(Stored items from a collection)

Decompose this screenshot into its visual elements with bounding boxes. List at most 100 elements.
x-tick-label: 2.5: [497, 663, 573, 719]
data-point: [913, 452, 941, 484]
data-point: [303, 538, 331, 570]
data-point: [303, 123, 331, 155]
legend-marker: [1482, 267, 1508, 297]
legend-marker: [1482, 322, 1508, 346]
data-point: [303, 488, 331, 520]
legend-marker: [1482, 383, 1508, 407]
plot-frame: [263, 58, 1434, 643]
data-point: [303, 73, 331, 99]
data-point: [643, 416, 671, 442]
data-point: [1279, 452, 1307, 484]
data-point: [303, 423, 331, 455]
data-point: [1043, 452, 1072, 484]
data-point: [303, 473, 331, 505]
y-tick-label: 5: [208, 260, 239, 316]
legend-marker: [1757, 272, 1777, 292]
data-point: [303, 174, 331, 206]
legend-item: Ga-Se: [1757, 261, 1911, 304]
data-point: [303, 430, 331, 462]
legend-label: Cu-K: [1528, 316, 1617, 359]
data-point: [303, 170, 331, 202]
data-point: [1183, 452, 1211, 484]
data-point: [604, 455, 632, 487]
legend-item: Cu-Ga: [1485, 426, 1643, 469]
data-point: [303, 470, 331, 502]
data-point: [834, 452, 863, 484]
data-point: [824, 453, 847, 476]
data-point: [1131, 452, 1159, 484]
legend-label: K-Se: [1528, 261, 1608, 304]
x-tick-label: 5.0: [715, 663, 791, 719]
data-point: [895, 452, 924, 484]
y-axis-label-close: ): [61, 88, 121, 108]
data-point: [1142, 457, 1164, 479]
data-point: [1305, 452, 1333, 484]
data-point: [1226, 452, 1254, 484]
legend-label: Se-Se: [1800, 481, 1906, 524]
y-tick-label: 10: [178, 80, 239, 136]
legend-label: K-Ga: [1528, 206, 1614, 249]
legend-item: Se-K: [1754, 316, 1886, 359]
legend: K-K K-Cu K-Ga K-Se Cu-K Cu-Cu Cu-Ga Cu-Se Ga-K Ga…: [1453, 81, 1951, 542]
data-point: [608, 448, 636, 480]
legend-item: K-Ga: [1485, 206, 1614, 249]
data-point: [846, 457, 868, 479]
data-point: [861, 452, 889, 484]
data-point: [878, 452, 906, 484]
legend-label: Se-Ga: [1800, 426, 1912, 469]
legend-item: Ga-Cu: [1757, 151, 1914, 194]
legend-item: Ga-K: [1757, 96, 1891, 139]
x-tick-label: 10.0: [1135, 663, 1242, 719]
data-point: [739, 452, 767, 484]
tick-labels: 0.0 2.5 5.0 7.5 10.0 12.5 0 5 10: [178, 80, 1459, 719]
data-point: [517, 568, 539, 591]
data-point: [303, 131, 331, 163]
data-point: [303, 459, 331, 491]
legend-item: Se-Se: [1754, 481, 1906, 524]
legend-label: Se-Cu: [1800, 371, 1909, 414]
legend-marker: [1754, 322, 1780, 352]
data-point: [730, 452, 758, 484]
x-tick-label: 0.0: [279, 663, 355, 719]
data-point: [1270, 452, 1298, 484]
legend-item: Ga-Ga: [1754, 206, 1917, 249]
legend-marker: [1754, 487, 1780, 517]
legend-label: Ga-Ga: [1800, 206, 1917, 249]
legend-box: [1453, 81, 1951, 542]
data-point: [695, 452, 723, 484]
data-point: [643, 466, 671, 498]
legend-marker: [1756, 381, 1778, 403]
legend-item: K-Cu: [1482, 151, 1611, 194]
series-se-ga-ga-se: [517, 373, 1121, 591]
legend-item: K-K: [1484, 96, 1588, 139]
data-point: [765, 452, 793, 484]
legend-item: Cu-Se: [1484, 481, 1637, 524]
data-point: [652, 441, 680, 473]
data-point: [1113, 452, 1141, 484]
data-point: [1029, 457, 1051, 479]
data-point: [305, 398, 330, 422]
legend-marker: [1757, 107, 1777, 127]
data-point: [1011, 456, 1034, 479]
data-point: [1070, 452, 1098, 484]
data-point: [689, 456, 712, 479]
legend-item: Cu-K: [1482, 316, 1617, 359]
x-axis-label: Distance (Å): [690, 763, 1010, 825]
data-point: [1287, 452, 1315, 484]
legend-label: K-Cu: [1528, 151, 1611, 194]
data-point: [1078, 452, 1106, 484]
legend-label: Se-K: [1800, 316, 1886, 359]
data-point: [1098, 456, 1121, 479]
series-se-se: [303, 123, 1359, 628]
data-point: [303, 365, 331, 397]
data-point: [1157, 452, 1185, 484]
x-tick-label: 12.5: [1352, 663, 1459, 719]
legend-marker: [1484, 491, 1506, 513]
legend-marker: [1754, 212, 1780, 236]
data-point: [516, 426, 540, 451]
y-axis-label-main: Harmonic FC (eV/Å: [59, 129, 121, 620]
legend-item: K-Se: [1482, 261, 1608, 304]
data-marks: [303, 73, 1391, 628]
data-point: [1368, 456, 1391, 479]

→ **EXERCISE GOAL**:
Write out the stretch from the start of the records through the line containing "data-point: [303, 123, 331, 155]", substituting "plotted marker" for every "data-point" and changing nothing else.

→ **FINISHED ANSWER**:
Decompose this screenshot into its visual elements with bounding boxes. List at most 100 elements.
x-tick-label: 2.5: [497, 663, 573, 719]
plotted marker: [913, 452, 941, 484]
plotted marker: [303, 538, 331, 570]
plotted marker: [303, 123, 331, 155]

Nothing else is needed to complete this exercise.